Dataset items
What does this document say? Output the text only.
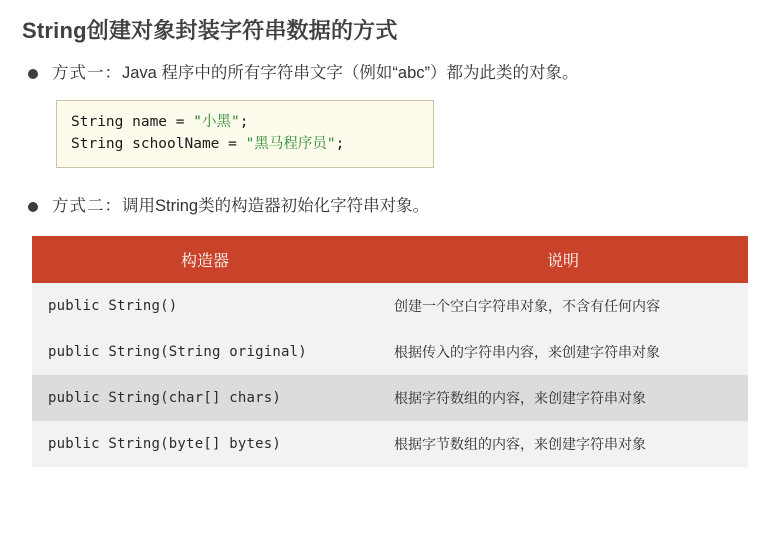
String创建对象封装字符串数据的方式
方式一：Java 程序中的所有字符串文字（例如“abc”）都为此类的对象。
String name = "小黑";
String schoolName = "黑马程序员";
方式二：调用String类的构造器初始化字符串对象。
构造器	说明
public String()	创建一个空白字符串对象，不含有任何内容
public String(String original)	根据传入的字符串内容，来创建字符串对象
public String(char[] chars)	根据字符数组的内容，来创建字符串对象
public String(byte[] bytes)	根据字节数组的内容，来创建字符串对象
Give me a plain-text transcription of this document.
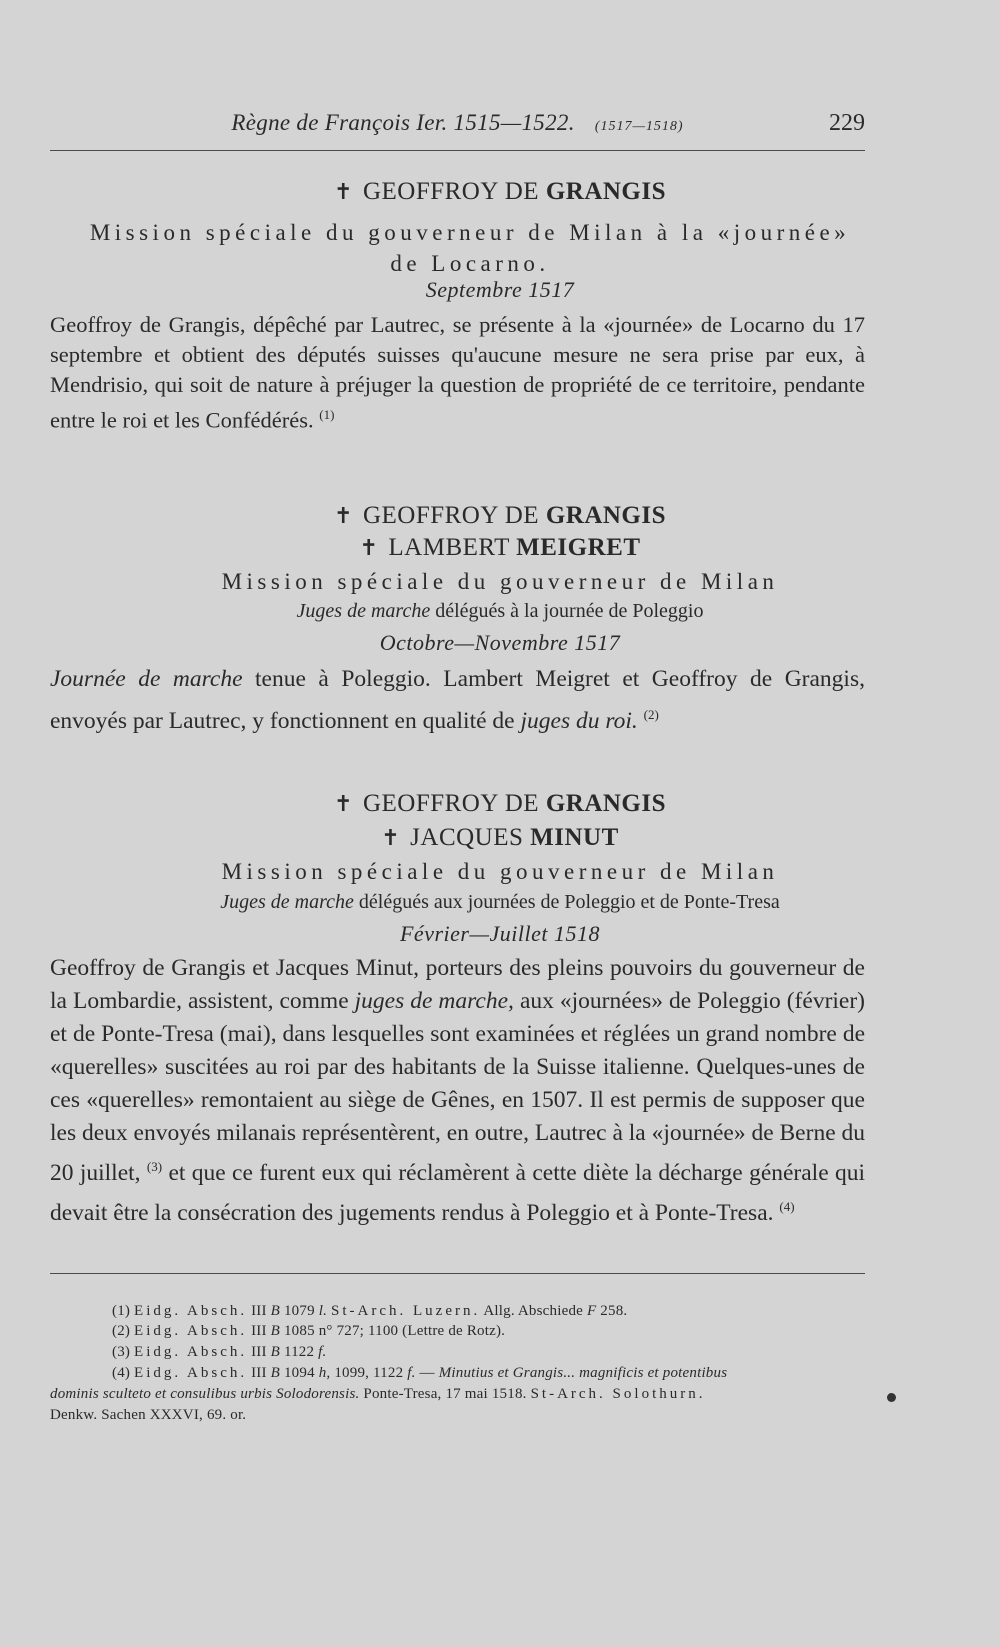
Règne de François Ier. 1515—1522. (1517—1518)	229
✝ GEOFFROY DE GRANGIS
Mission spéciale du gouverneur de Milan à la «journée» de Locarno.
Septembre 1517
Geoffroy de Grangis, dépêché par Lautrec, se présente à la «journée» de Locarno du 17 septembre et obtient des députés suisses qu'aucune mesure ne sera prise par eux, à Mendrisio, qui soit de nature à préjuger la question de propriété de ce territoire, pendante entre le roi et les Confédérés. $^{(1)}$
✝ GEOFFROY DE GRANGIS
✝ LAMBERT MEIGRET
Mission spéciale du gouverneur de Milan
Juges de marche délégués à la journée de Poleggio
Octobre—Novembre 1517
Journée de marche tenue à Poleggio. Lambert Meigret et Geoffroy de Grangis, envoyés par Lautrec, y fonctionnent en qualité de juges du roi. $^{(2)}$
✝ GEOFFROY DE GRANGIS
✝ JACQUES MINUT
Mission spéciale du gouverneur de Milan
Juges de marche délégués aux journées de Poleggio et de Ponte-Tresa
Février—Juillet 1518
Geoffroy de Grangis et Jacques Minut, porteurs des pleins pouvoirs du gouverneur de la Lombardie, assistent, comme juges de marche, aux «journées» de Poleggio (février) et de Ponte-Tresa (mai), dans lesquelles sont examinées et réglées un grand nombre de «querelles» suscitées au roi par des habitants de la Suisse italienne. Quelques-unes de ces «querelles» remontaient au siège de Gênes, en 1507. Il est permis de supposer que les deux envoyés milanais représentèrent, en outre, Lautrec à la «journée» de Berne du 20 juillet, $^{(3)}$ et que ce furent eux qui réclamèrent à cette diète la décharge générale qui devait être la consécration des jugements rendus à Poleggio et à Ponte-Tresa. $^{(4)}$
(1) Eidg. Absch. III B 1079 l. St-Arch. Luzern. Allg. Abschiede F 258.
(2) Eidg. Absch. III B 1085 n° 727; 1100 (Lettre de Rotz).
(3) Eidg. Absch. III B 1122 f.
(4) Eidg. Absch. III B 1094 h, 1099, 1122 f. — Minutius et Grangis... magnificis et potentibus
dominis sculteto et consulibus urbis Solodorensis. Ponte-Tresa, 17 mai 1518. St-Arch. Solothurn.
Denkw. Sachen XXXVI, 69. or.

_Problem description:_ Reproduce the material above in full, exactly, with no images.

_Full output:_
What does this document say? Output the text only.
String创建对象封装字符串数据的方式
方式一：Java 程序中的所有字符串文字（例如“abc”）都为此类的对象。
String name = "小黑";
String schoolName = "黑马程序员";
方式二：调用String类的构造器初始化字符串对象。
构造器	说明
public String()	创建一个空白字符串对象，不含有任何内容
public String(String original)	根据传入的字符串内容，来创建字符串对象
public String(char[] chars)	根据字符数组的内容，来创建字符串对象
public String(byte[] bytes)	根据字节数组的内容，来创建字符串对象
Give me a plain-text transcription of this document.
Règne de François Ier. 1515—1522. (1517—1518)	229
✝ GEOFFROY DE GRANGIS
Mission spéciale du gouverneur de Milan à la «journée» de Locarno.
Septembre 1517
Geoffroy de Grangis, dépêché par Lautrec, se présente à la «journée» de Locarno du 17 septembre et obtient des députés suisses qu'aucune mesure ne sera prise par eux, à Mendrisio, qui soit de nature à préjuger la question de propriété de ce territoire, pendante entre le roi et les Confédérés. $^{(1)}$
✝ GEOFFROY DE GRANGIS
✝ LAMBERT MEIGRET
Mission spéciale du gouverneur de Milan
Juges de marche délégués à la journée de Poleggio
Octobre—Novembre 1517
Journée de marche tenue à Poleggio. Lambert Meigret et Geoffroy de Grangis, envoyés par Lautrec, y fonctionnent en qualité de juges du roi. $^{(2)}$
✝ GEOFFROY DE GRANGIS
✝ JACQUES MINUT
Mission spéciale du gouverneur de Milan
Juges de marche délégués aux journées de Poleggio et de Ponte-Tresa
Février—Juillet 1518
Geoffroy de Grangis et Jacques Minut, porteurs des pleins pouvoirs du gouverneur de la Lombardie, assistent, comme juges de marche, aux «journées» de Poleggio (février) et de Ponte-Tresa (mai), dans lesquelles sont examinées et réglées un grand nombre de «querelles» suscitées au roi par des habitants de la Suisse italienne. Quelques-unes de ces «querelles» remontaient au siège de Gênes, en 1507. Il est permis de supposer que les deux envoyés milanais représentèrent, en outre, Lautrec à la «journée» de Berne du 20 juillet, $^{(3)}$ et que ce furent eux qui réclamèrent à cette diète la décharge générale qui devait être la consécration des jugements rendus à Poleggio et à Ponte-Tresa. $^{(4)}$
(1) Eidg. Absch. III B 1079 l. St-Arch. Luzern. Allg. Abschiede F 258.
(2) Eidg. Absch. III B 1085 n° 727; 1100 (Lettre de Rotz).
(3) Eidg. Absch. III B 1122 f.
(4) Eidg. Absch. III B 1094 h, 1099, 1122 f. — Minutius et Grangis... magnificis et potentibus
dominis sculteto et consulibus urbis Solodorensis. Ponte-Tresa, 17 mai 1518. St-Arch. Solothurn.
Denkw. Sachen XXXVI, 69. or.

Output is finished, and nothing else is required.